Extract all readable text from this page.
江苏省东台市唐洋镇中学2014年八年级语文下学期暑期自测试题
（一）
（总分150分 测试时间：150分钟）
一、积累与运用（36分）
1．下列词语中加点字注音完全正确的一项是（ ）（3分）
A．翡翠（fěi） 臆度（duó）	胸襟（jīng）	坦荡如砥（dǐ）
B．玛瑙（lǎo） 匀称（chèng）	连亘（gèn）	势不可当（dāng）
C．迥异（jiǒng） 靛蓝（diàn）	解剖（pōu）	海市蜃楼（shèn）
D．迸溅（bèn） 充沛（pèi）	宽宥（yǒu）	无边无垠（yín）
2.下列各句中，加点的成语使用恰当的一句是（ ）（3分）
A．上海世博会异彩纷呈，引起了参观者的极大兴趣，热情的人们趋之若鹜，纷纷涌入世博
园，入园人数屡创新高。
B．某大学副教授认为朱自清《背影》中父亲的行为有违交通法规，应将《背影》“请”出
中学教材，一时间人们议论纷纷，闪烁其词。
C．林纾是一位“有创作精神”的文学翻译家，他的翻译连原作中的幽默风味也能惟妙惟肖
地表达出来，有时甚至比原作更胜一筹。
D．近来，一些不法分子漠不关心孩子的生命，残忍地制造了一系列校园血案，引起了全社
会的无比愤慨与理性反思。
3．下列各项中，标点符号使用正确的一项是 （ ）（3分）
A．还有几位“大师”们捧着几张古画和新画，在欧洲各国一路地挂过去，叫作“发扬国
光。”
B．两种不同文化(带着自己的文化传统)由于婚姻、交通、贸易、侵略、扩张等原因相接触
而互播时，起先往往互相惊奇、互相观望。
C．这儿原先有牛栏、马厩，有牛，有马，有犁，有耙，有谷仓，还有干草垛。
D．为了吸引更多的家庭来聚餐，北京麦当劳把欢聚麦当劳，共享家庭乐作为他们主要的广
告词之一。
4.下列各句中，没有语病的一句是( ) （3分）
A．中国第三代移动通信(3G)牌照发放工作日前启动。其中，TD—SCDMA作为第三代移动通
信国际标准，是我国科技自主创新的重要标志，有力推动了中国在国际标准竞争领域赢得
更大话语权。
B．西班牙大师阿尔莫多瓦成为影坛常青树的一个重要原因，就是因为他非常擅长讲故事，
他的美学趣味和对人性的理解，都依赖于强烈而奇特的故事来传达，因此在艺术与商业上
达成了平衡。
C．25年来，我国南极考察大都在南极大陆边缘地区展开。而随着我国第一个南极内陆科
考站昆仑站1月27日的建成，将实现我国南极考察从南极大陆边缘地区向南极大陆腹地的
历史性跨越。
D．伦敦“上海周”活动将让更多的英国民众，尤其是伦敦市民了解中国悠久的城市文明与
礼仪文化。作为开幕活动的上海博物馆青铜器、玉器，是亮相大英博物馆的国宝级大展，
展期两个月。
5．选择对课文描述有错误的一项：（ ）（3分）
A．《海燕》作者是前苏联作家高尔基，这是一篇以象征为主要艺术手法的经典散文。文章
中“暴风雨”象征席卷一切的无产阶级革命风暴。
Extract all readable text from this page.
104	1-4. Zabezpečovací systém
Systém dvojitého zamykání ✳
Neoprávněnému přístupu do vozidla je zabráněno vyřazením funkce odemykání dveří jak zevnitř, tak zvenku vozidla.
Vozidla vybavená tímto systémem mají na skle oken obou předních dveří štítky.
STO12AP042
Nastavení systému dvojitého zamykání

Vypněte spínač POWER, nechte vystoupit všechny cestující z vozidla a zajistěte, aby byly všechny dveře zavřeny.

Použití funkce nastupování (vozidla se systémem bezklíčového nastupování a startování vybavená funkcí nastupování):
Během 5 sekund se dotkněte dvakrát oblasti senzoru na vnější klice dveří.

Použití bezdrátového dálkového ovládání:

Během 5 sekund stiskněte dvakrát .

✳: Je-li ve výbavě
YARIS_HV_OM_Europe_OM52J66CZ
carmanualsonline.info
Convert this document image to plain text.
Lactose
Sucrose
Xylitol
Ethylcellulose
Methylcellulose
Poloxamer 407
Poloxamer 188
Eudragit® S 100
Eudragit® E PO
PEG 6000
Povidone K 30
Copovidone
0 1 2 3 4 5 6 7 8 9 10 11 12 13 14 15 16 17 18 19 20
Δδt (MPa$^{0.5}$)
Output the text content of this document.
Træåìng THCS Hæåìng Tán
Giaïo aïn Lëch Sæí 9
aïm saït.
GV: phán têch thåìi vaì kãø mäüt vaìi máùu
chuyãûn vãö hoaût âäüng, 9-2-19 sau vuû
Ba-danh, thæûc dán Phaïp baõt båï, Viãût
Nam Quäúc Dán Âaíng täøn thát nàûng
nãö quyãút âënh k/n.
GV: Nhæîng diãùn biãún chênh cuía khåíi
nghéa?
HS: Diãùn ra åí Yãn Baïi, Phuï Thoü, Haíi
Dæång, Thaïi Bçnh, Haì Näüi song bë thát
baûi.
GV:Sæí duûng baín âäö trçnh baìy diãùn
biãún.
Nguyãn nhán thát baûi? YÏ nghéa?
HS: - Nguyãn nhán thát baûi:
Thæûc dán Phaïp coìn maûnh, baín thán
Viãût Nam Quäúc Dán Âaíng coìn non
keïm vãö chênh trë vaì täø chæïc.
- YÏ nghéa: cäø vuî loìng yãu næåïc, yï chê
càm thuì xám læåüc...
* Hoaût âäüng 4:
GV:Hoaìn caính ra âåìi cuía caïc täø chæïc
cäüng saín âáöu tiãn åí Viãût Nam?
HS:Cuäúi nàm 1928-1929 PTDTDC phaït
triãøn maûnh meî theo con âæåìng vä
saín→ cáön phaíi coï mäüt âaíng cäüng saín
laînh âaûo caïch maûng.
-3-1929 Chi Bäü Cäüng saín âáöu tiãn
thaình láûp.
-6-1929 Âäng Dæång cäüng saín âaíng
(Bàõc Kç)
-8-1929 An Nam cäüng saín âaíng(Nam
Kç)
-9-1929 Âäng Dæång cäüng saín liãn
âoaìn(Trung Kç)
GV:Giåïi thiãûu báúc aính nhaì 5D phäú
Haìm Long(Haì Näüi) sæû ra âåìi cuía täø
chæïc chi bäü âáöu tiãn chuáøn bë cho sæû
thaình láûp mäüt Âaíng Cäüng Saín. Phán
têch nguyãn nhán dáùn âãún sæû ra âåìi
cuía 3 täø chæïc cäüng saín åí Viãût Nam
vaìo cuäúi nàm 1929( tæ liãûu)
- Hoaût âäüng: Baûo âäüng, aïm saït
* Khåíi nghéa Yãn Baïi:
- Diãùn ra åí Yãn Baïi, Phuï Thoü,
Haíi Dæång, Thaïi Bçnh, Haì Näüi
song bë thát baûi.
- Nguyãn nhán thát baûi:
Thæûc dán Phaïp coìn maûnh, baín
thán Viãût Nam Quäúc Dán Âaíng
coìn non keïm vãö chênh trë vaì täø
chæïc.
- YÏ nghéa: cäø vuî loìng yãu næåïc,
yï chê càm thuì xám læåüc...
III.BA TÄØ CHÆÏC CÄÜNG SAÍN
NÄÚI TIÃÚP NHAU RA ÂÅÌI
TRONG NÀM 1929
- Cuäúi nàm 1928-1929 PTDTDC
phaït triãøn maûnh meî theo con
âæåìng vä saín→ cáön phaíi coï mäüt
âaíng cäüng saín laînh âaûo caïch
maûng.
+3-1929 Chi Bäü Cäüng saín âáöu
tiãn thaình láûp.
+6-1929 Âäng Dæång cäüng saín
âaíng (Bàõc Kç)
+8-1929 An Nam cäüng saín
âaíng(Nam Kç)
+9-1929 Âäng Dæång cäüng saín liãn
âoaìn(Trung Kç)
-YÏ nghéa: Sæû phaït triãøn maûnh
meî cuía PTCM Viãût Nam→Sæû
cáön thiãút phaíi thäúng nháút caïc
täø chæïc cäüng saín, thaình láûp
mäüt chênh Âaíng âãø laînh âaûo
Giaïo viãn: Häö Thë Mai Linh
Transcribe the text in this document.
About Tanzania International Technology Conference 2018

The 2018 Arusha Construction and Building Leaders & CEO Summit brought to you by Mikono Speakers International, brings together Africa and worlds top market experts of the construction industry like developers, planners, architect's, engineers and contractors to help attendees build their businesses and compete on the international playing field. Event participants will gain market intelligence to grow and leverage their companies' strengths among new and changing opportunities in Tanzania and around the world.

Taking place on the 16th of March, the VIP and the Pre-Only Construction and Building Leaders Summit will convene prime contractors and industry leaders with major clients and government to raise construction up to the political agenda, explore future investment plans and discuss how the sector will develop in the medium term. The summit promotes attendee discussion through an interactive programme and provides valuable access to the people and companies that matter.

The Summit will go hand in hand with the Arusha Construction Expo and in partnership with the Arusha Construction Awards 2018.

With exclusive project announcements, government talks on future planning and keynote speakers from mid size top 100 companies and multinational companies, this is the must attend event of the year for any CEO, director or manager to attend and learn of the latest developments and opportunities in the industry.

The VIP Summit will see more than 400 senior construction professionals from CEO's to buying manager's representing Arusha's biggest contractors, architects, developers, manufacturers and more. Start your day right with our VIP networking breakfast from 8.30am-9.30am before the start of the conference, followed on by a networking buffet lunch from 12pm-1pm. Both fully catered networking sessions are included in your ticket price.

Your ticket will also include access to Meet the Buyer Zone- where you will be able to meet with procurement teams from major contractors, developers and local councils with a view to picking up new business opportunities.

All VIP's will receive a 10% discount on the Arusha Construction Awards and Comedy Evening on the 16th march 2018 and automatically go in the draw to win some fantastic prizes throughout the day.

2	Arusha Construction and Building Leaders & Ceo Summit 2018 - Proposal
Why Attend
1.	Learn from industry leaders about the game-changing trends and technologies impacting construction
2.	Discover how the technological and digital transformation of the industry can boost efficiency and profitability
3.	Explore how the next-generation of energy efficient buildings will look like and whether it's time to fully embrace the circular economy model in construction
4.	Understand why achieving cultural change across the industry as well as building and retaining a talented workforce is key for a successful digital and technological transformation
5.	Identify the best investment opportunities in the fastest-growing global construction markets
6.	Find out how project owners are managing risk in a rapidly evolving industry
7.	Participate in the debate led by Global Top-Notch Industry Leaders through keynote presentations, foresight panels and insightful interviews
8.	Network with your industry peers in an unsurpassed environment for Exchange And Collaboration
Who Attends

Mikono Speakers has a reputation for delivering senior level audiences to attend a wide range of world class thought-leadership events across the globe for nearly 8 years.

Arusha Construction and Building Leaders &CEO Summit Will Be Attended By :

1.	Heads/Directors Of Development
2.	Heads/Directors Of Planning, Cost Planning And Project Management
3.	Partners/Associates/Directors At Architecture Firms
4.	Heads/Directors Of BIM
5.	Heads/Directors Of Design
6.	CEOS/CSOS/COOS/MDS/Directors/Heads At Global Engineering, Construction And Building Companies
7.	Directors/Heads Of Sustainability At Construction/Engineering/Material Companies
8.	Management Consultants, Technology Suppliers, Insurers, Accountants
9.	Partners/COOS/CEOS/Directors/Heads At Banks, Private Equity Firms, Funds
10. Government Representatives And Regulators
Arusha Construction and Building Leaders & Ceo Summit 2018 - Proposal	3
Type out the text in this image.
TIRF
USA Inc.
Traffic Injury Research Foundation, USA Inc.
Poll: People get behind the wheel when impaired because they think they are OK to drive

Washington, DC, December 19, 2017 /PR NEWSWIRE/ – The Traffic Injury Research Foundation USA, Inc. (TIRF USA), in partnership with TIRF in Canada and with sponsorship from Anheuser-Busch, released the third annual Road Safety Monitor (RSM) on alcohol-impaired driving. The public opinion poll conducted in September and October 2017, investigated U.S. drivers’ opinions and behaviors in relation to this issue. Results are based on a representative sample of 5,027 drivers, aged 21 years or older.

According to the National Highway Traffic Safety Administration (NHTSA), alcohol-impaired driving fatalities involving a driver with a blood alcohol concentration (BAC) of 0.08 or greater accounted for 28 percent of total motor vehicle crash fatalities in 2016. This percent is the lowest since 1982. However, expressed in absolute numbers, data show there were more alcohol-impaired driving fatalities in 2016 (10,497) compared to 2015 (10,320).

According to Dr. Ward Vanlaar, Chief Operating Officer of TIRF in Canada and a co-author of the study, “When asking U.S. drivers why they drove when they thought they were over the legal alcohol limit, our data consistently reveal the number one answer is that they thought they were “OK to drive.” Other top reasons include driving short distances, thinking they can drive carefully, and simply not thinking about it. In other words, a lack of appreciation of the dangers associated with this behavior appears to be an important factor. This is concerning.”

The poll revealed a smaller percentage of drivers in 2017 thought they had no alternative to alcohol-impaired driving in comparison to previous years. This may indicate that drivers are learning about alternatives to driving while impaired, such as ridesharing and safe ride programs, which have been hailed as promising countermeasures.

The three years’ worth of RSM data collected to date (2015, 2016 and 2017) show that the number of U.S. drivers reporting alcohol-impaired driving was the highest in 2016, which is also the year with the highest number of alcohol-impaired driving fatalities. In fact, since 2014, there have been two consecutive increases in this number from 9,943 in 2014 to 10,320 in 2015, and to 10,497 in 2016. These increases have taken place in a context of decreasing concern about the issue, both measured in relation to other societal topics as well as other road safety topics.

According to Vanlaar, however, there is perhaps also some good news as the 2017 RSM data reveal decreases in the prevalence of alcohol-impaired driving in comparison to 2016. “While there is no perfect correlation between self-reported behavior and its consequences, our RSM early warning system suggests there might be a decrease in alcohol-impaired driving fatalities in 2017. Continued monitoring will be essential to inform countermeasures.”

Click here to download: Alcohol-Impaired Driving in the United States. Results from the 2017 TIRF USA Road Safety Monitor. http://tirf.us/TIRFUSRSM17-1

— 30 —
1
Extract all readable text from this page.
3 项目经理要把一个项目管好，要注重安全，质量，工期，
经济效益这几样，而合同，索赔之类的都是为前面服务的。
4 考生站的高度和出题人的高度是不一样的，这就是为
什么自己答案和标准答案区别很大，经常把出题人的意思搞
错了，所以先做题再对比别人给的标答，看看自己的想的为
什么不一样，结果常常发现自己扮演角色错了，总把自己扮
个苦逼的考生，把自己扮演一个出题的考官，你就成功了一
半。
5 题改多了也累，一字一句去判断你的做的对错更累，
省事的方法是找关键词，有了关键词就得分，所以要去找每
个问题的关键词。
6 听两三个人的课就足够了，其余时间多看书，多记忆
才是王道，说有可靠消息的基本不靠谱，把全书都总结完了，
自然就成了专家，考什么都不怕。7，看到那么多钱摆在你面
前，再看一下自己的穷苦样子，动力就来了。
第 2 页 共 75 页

-- -- --

What to produce - In the records above, find each line with the word "Bçnh" and copy it.

Reply to the task -
Dæång, Thaïi Bçnh, Haì Näüi song bë thát
Haíi Dæång, Thaïi Bçnh, Haì Näüi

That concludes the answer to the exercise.